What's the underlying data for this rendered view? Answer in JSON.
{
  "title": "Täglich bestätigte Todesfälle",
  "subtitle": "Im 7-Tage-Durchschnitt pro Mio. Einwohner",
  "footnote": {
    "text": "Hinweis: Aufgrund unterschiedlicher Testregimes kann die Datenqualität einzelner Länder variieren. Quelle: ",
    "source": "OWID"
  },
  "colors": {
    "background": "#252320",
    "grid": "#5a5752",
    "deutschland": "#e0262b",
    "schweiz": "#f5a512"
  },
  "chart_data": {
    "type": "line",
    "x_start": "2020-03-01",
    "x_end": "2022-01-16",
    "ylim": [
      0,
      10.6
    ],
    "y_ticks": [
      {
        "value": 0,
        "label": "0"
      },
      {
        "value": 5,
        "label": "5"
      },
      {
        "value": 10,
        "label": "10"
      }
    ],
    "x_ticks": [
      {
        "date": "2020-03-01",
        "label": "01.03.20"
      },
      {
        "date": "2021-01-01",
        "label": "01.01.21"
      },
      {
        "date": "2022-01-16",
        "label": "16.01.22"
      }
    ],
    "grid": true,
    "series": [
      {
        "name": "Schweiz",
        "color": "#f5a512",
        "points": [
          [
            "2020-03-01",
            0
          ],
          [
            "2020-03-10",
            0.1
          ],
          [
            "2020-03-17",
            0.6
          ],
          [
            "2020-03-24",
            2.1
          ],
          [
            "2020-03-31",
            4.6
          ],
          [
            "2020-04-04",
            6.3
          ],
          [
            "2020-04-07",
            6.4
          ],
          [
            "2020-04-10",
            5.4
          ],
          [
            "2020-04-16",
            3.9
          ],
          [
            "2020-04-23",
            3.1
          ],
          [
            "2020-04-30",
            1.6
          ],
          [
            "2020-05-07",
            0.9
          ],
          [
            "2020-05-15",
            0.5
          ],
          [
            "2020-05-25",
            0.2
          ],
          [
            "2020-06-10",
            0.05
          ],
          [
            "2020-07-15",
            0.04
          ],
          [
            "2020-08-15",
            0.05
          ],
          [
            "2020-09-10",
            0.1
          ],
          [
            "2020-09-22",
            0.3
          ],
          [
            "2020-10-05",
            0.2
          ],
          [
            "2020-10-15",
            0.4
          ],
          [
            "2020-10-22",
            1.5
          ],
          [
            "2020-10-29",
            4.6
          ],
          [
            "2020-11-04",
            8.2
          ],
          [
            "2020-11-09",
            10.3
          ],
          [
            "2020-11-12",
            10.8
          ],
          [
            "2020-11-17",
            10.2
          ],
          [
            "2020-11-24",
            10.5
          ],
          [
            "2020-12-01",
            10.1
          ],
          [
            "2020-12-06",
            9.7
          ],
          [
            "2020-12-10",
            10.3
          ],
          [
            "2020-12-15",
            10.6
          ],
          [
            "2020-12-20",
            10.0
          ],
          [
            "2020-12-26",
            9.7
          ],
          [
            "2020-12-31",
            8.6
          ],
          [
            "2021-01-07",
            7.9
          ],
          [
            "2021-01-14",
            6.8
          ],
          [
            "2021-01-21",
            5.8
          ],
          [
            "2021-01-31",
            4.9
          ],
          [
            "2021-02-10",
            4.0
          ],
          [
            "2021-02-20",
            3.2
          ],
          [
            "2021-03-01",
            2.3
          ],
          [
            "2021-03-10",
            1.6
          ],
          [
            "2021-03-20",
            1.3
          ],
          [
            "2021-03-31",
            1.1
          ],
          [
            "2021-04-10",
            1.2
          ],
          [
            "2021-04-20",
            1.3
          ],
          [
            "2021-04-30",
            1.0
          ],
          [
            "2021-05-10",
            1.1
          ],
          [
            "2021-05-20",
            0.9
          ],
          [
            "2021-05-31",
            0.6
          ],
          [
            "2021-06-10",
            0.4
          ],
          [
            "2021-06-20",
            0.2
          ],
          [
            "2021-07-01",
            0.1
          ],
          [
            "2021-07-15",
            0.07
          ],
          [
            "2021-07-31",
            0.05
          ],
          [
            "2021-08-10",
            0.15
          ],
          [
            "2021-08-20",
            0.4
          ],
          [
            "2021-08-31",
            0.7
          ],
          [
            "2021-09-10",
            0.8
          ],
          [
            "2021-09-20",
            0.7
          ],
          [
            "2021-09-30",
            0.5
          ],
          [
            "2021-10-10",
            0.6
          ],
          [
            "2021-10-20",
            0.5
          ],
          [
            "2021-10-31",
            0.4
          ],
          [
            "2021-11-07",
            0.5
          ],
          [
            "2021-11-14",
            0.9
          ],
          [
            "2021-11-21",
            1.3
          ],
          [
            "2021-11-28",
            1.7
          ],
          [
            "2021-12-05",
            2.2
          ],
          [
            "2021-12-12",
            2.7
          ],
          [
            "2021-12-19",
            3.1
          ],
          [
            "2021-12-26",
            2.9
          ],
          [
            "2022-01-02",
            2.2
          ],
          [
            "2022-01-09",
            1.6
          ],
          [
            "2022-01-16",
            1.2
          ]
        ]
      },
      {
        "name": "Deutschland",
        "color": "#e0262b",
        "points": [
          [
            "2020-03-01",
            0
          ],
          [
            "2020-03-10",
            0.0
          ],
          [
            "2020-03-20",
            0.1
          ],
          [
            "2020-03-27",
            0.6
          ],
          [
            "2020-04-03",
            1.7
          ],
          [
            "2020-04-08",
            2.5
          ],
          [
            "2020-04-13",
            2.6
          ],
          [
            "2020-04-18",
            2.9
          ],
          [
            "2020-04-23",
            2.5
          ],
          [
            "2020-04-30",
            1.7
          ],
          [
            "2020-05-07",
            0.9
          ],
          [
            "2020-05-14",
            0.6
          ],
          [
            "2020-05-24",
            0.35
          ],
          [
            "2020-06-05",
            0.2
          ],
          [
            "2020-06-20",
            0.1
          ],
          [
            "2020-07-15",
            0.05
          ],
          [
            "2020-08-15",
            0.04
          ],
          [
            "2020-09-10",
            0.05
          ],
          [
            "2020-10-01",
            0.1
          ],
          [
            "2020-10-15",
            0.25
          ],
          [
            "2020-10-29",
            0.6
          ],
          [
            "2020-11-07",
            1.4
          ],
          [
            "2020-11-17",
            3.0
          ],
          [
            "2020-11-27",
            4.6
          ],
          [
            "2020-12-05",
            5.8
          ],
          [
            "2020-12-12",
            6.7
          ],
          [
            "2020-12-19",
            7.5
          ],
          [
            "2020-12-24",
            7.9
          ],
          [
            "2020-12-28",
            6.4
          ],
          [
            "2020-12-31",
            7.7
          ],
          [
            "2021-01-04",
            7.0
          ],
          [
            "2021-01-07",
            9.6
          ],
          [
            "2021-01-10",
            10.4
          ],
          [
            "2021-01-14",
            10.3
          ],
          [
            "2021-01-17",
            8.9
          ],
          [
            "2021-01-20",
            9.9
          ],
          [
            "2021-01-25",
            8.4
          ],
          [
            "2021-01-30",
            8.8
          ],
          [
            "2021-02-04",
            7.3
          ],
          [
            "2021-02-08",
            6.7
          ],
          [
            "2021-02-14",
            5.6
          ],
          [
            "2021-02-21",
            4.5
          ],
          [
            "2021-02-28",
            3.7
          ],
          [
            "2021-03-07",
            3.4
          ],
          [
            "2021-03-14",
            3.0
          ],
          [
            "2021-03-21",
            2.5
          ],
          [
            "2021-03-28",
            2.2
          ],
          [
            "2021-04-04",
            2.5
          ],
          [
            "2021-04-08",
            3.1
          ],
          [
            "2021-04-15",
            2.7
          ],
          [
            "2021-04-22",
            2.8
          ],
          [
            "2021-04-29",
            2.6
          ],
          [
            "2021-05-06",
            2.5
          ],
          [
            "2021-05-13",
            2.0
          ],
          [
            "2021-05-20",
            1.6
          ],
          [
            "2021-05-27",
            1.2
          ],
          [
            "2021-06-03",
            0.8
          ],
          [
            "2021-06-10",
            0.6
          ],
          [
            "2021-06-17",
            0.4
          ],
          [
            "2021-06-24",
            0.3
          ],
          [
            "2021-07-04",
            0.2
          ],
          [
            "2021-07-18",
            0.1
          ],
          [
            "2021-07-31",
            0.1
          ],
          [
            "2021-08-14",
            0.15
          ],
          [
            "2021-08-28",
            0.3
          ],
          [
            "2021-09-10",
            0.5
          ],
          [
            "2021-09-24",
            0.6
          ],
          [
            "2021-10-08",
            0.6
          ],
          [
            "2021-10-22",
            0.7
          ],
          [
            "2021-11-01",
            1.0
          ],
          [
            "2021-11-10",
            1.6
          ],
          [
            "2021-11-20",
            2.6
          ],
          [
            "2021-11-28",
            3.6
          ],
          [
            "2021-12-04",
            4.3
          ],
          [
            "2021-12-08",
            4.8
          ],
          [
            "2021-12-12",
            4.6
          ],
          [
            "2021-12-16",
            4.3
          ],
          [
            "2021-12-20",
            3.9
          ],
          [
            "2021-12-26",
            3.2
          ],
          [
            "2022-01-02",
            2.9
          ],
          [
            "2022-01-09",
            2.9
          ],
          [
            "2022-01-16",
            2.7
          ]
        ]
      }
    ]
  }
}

> **THE REQUEST**
Copy every line above that includes the string "label".

> **COMPLETED TASK**
        "label": "0"
        "label": "5"
        "label": "10"
        "label": "01.03.20"
        "label": "01.01.21"
        "label": "16.01.22"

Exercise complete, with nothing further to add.